Filter the listing and keep only the lines with the word "this".
· · · ·
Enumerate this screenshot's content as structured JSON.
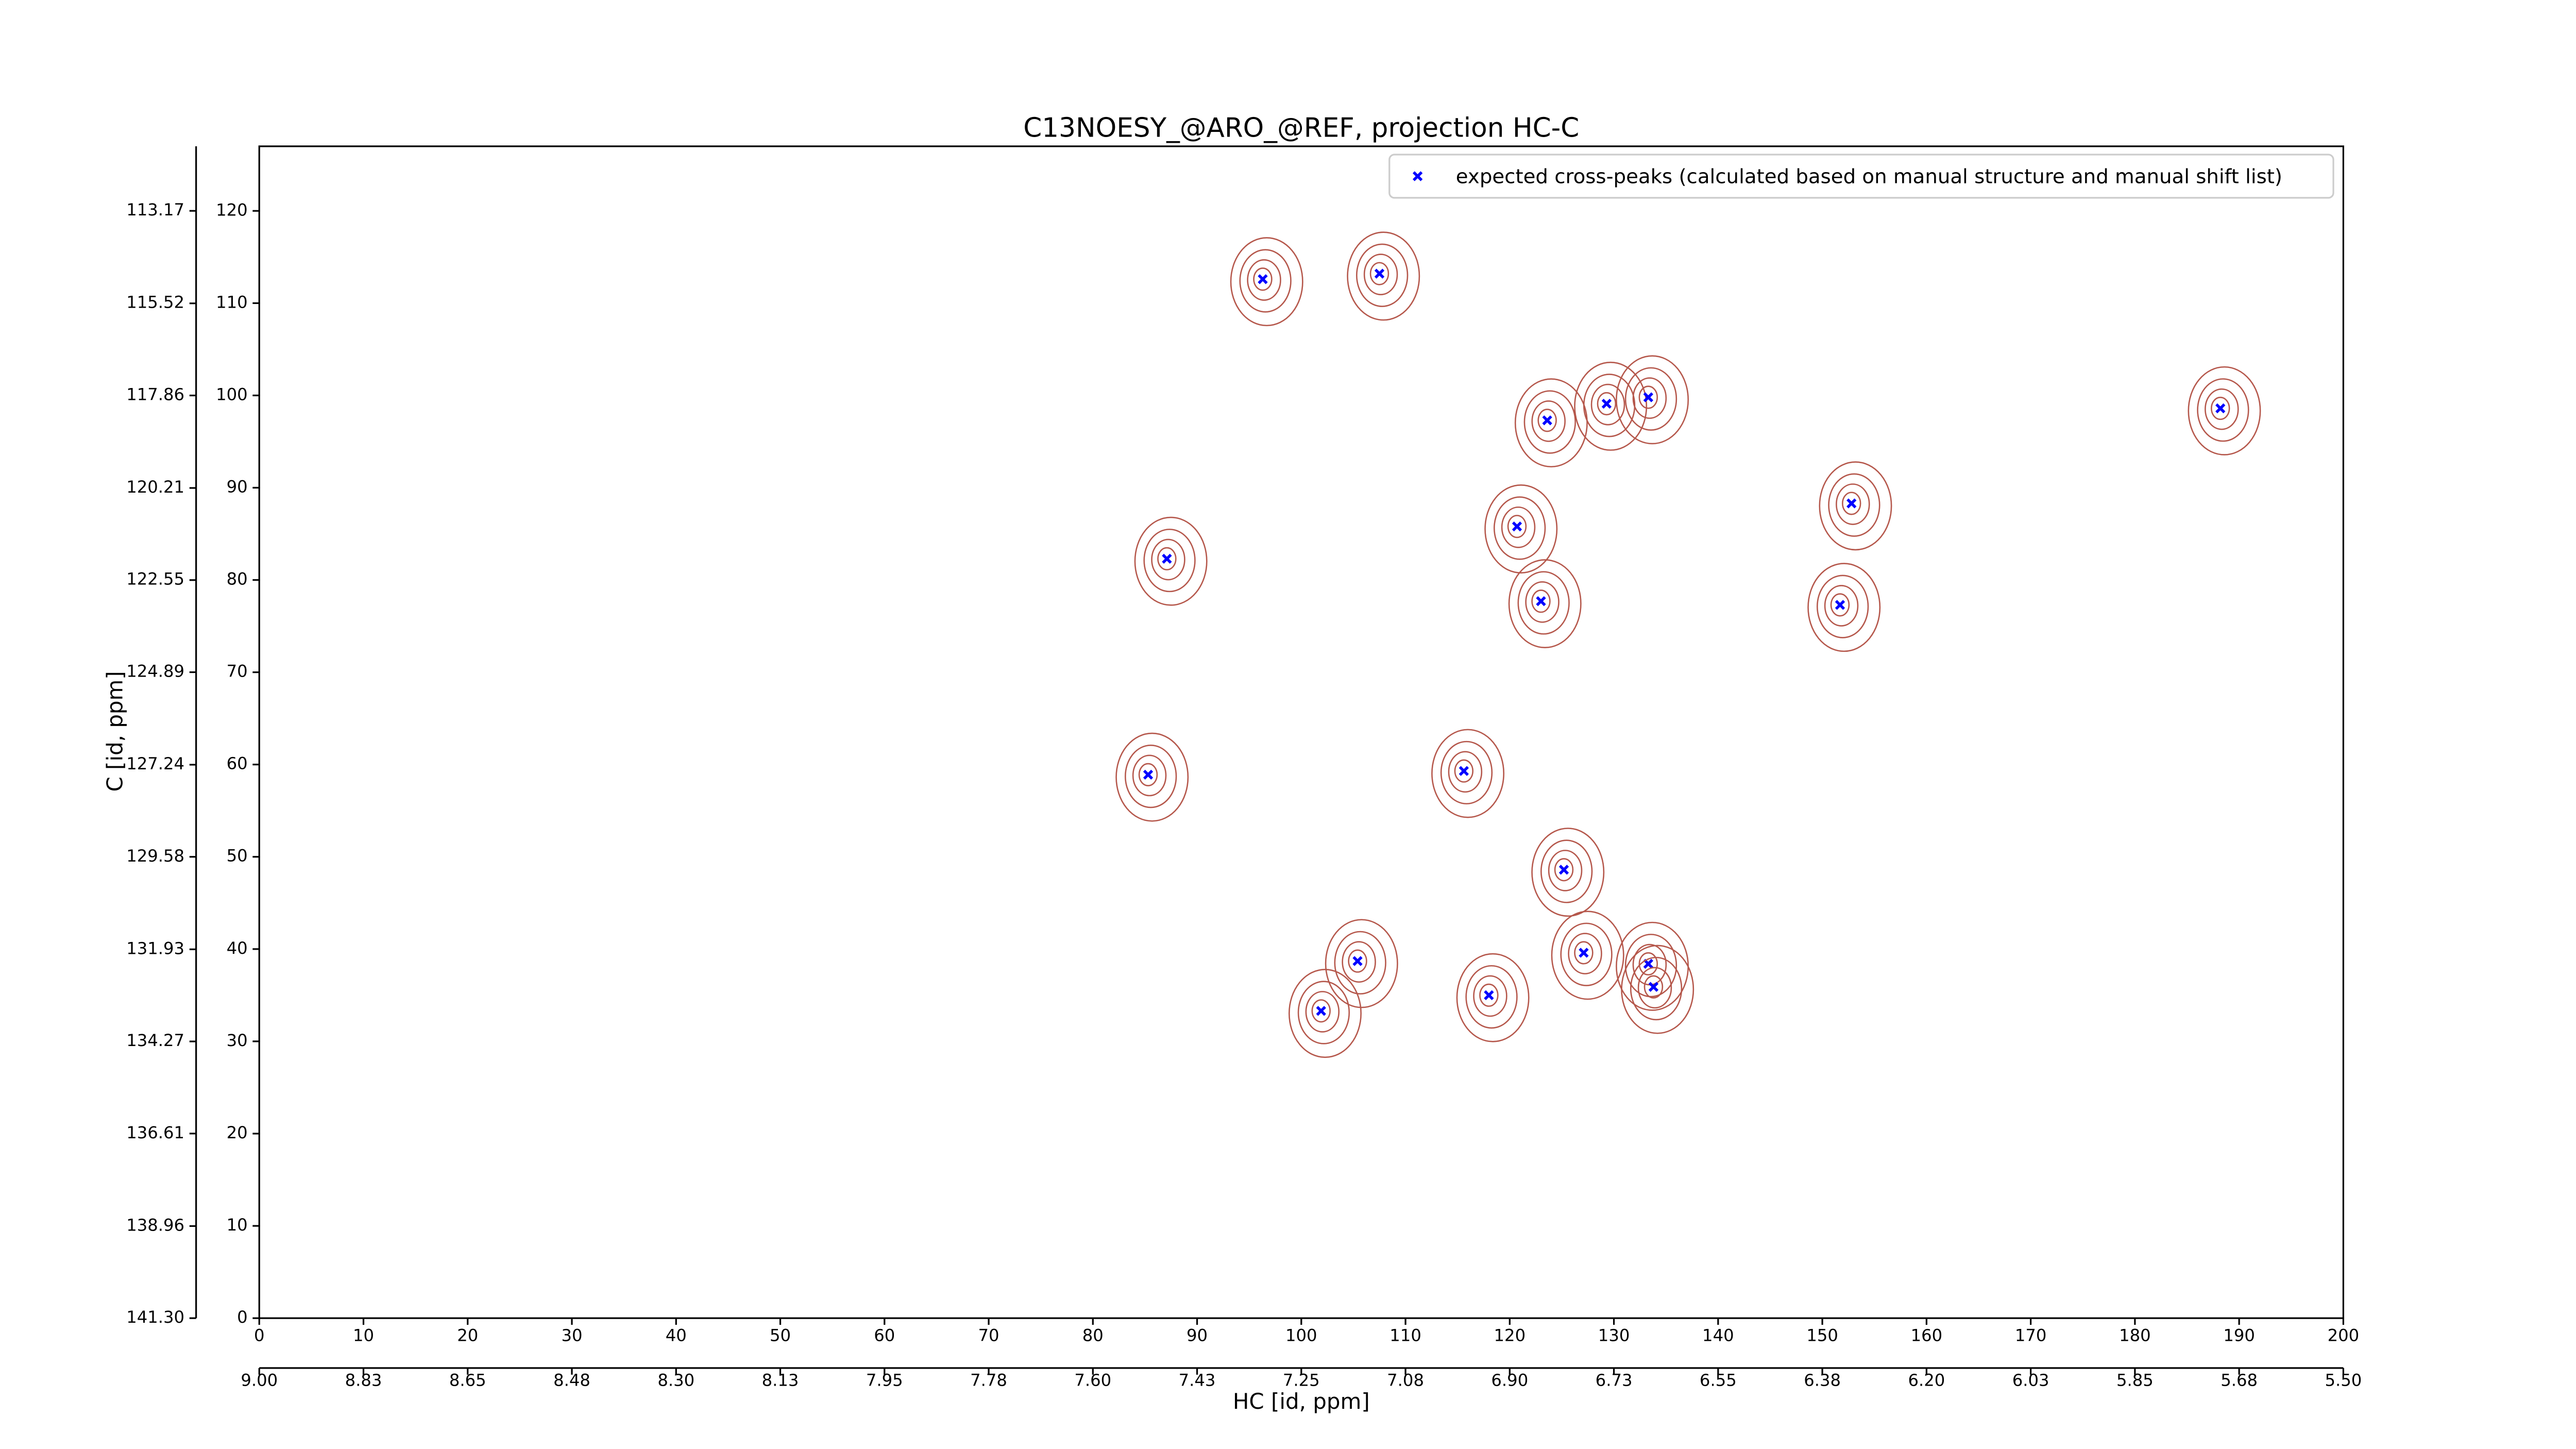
{
  "chart_data": {
    "type": "scatter",
    "title": "C13NOESY_@ARO_@REF, projection HC-C",
    "x_label": "HC [id, ppm]",
    "y_label": "C [id, ppm]",
    "xlim": [
      0,
      200
    ],
    "ylim": [
      0,
      127
    ],
    "xticks": [
      0,
      10,
      20,
      30,
      40,
      50,
      60,
      70,
      80,
      90,
      100,
      110,
      120,
      130,
      140,
      150,
      160,
      170,
      180,
      190,
      200
    ],
    "yticks": [
      0,
      10,
      20,
      30,
      40,
      50,
      60,
      70,
      80,
      90,
      100,
      110,
      120
    ],
    "x2lim": [
      9.0,
      5.5
    ],
    "x2ticks": [
      {
        "value": 9.0,
        "label": "9.00"
      },
      {
        "value": 8.825,
        "label": "8.83"
      },
      8.65,
      {
        "value": 8.475,
        "label": "8.48"
      },
      {
        "value": 8.3,
        "label": "8.30"
      },
      {
        "value": 8.125,
        "label": "8.13"
      },
      7.95,
      {
        "value": 7.775,
        "label": "7.78"
      },
      {
        "value": 7.6,
        "label": "7.60"
      },
      {
        "value": 7.425,
        "label": "7.43"
      },
      7.25,
      {
        "value": 7.075,
        "label": "7.08"
      },
      {
        "value": 6.9,
        "label": "6.90"
      },
      {
        "value": 6.725,
        "label": "6.73"
      },
      6.55,
      {
        "value": 6.375,
        "label": "6.38"
      },
      {
        "value": 6.2,
        "label": "6.20"
      },
      {
        "value": 6.025,
        "label": "6.03"
      },
      5.85,
      {
        "value": 5.675,
        "label": "5.68"
      },
      {
        "value": 5.5,
        "label": "5.50"
      }
    ],
    "y2lim": [
      141.3,
      111.53
    ],
    "y2ticks": [
      {
        "value": 141.3,
        "label": "141.30"
      },
      138.96,
      136.61,
      134.27,
      131.93,
      129.58,
      127.24,
      124.89,
      122.55,
      120.21,
      117.86,
      115.52,
      113.17
    ],
    "contour_color": "#b5574b",
    "legend_position": "upper right",
    "series": [
      {
        "name": "expected cross-peaks (calculated based on manual structure and manual shift list)",
        "color": "#0000ff",
        "x": [
          96.3,
          107.5,
          129.3,
          133.3,
          123.6,
          188.2,
          152.8,
          120.7,
          87.1,
          123.0,
          151.7,
          85.3,
          115.6,
          125.2,
          105.4,
          127.1,
          133.3,
          133.8,
          118.0,
          101.9
        ],
        "values": [
          112.6,
          113.2,
          99.1,
          99.8,
          97.3,
          98.6,
          88.3,
          85.8,
          82.3,
          77.7,
          77.3,
          58.9,
          59.3,
          48.6,
          38.7,
          39.6,
          38.4,
          35.9,
          35.0,
          33.3
        ]
      }
    ]
  }
}
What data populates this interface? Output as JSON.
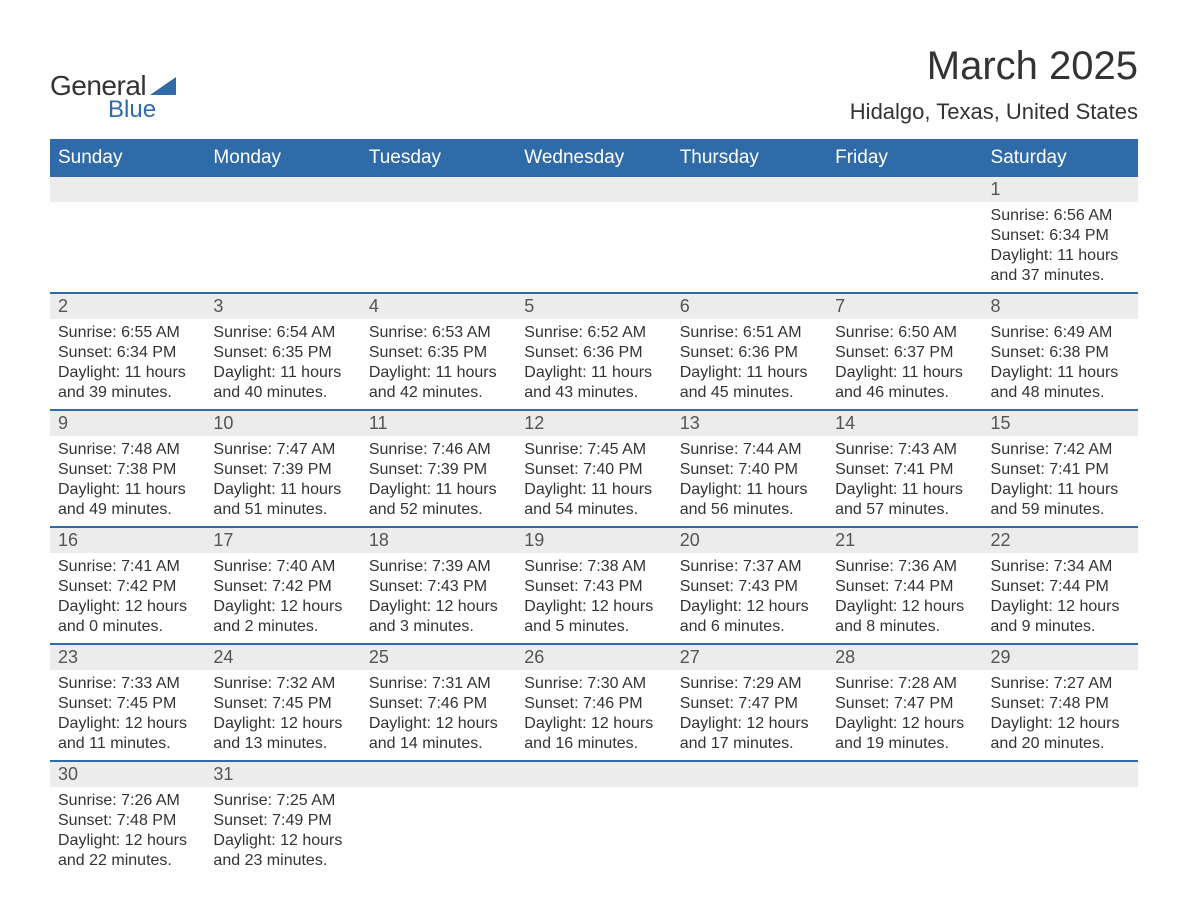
{
  "logo": {
    "line1": "General",
    "line2": "Blue"
  },
  "title": "March 2025",
  "subtitle": "Hidalgo, Texas, United States",
  "colors": {
    "header_bg": "#2f6ba8",
    "header_text": "#ffffff",
    "daynum_bg": "#ececec",
    "daynum_text": "#555555",
    "body_text": "#333333",
    "border": "#2f6ba8",
    "page_bg": "#ffffff"
  },
  "typography": {
    "title_fontsize": 40,
    "subtitle_fontsize": 22,
    "header_fontsize": 19,
    "daynum_fontsize": 18,
    "cell_fontsize": 16
  },
  "day_headers": [
    "Sunday",
    "Monday",
    "Tuesday",
    "Wednesday",
    "Thursday",
    "Friday",
    "Saturday"
  ],
  "weeks": [
    [
      null,
      null,
      null,
      null,
      null,
      null,
      {
        "n": "1",
        "sr": "6:56 AM",
        "ss": "6:34 PM",
        "dl": "11 hours and 37 minutes."
      }
    ],
    [
      {
        "n": "2",
        "sr": "6:55 AM",
        "ss": "6:34 PM",
        "dl": "11 hours and 39 minutes."
      },
      {
        "n": "3",
        "sr": "6:54 AM",
        "ss": "6:35 PM",
        "dl": "11 hours and 40 minutes."
      },
      {
        "n": "4",
        "sr": "6:53 AM",
        "ss": "6:35 PM",
        "dl": "11 hours and 42 minutes."
      },
      {
        "n": "5",
        "sr": "6:52 AM",
        "ss": "6:36 PM",
        "dl": "11 hours and 43 minutes."
      },
      {
        "n": "6",
        "sr": "6:51 AM",
        "ss": "6:36 PM",
        "dl": "11 hours and 45 minutes."
      },
      {
        "n": "7",
        "sr": "6:50 AM",
        "ss": "6:37 PM",
        "dl": "11 hours and 46 minutes."
      },
      {
        "n": "8",
        "sr": "6:49 AM",
        "ss": "6:38 PM",
        "dl": "11 hours and 48 minutes."
      }
    ],
    [
      {
        "n": "9",
        "sr": "7:48 AM",
        "ss": "7:38 PM",
        "dl": "11 hours and 49 minutes."
      },
      {
        "n": "10",
        "sr": "7:47 AM",
        "ss": "7:39 PM",
        "dl": "11 hours and 51 minutes."
      },
      {
        "n": "11",
        "sr": "7:46 AM",
        "ss": "7:39 PM",
        "dl": "11 hours and 52 minutes."
      },
      {
        "n": "12",
        "sr": "7:45 AM",
        "ss": "7:40 PM",
        "dl": "11 hours and 54 minutes."
      },
      {
        "n": "13",
        "sr": "7:44 AM",
        "ss": "7:40 PM",
        "dl": "11 hours and 56 minutes."
      },
      {
        "n": "14",
        "sr": "7:43 AM",
        "ss": "7:41 PM",
        "dl": "11 hours and 57 minutes."
      },
      {
        "n": "15",
        "sr": "7:42 AM",
        "ss": "7:41 PM",
        "dl": "11 hours and 59 minutes."
      }
    ],
    [
      {
        "n": "16",
        "sr": "7:41 AM",
        "ss": "7:42 PM",
        "dl": "12 hours and 0 minutes."
      },
      {
        "n": "17",
        "sr": "7:40 AM",
        "ss": "7:42 PM",
        "dl": "12 hours and 2 minutes."
      },
      {
        "n": "18",
        "sr": "7:39 AM",
        "ss": "7:43 PM",
        "dl": "12 hours and 3 minutes."
      },
      {
        "n": "19",
        "sr": "7:38 AM",
        "ss": "7:43 PM",
        "dl": "12 hours and 5 minutes."
      },
      {
        "n": "20",
        "sr": "7:37 AM",
        "ss": "7:43 PM",
        "dl": "12 hours and 6 minutes."
      },
      {
        "n": "21",
        "sr": "7:36 AM",
        "ss": "7:44 PM",
        "dl": "12 hours and 8 minutes."
      },
      {
        "n": "22",
        "sr": "7:34 AM",
        "ss": "7:44 PM",
        "dl": "12 hours and 9 minutes."
      }
    ],
    [
      {
        "n": "23",
        "sr": "7:33 AM",
        "ss": "7:45 PM",
        "dl": "12 hours and 11 minutes."
      },
      {
        "n": "24",
        "sr": "7:32 AM",
        "ss": "7:45 PM",
        "dl": "12 hours and 13 minutes."
      },
      {
        "n": "25",
        "sr": "7:31 AM",
        "ss": "7:46 PM",
        "dl": "12 hours and 14 minutes."
      },
      {
        "n": "26",
        "sr": "7:30 AM",
        "ss": "7:46 PM",
        "dl": "12 hours and 16 minutes."
      },
      {
        "n": "27",
        "sr": "7:29 AM",
        "ss": "7:47 PM",
        "dl": "12 hours and 17 minutes."
      },
      {
        "n": "28",
        "sr": "7:28 AM",
        "ss": "7:47 PM",
        "dl": "12 hours and 19 minutes."
      },
      {
        "n": "29",
        "sr": "7:27 AM",
        "ss": "7:48 PM",
        "dl": "12 hours and 20 minutes."
      }
    ],
    [
      {
        "n": "30",
        "sr": "7:26 AM",
        "ss": "7:48 PM",
        "dl": "12 hours and 22 minutes."
      },
      {
        "n": "31",
        "sr": "7:25 AM",
        "ss": "7:49 PM",
        "dl": "12 hours and 23 minutes."
      },
      null,
      null,
      null,
      null,
      null
    ]
  ],
  "labels": {
    "sunrise_prefix": "Sunrise: ",
    "sunset_prefix": "Sunset: ",
    "daylight_prefix": "Daylight: "
  }
}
· · · ·
Exercise response:
Enumerate this screenshot's content as structured JSON.
What data populates this interface? Output as JSON.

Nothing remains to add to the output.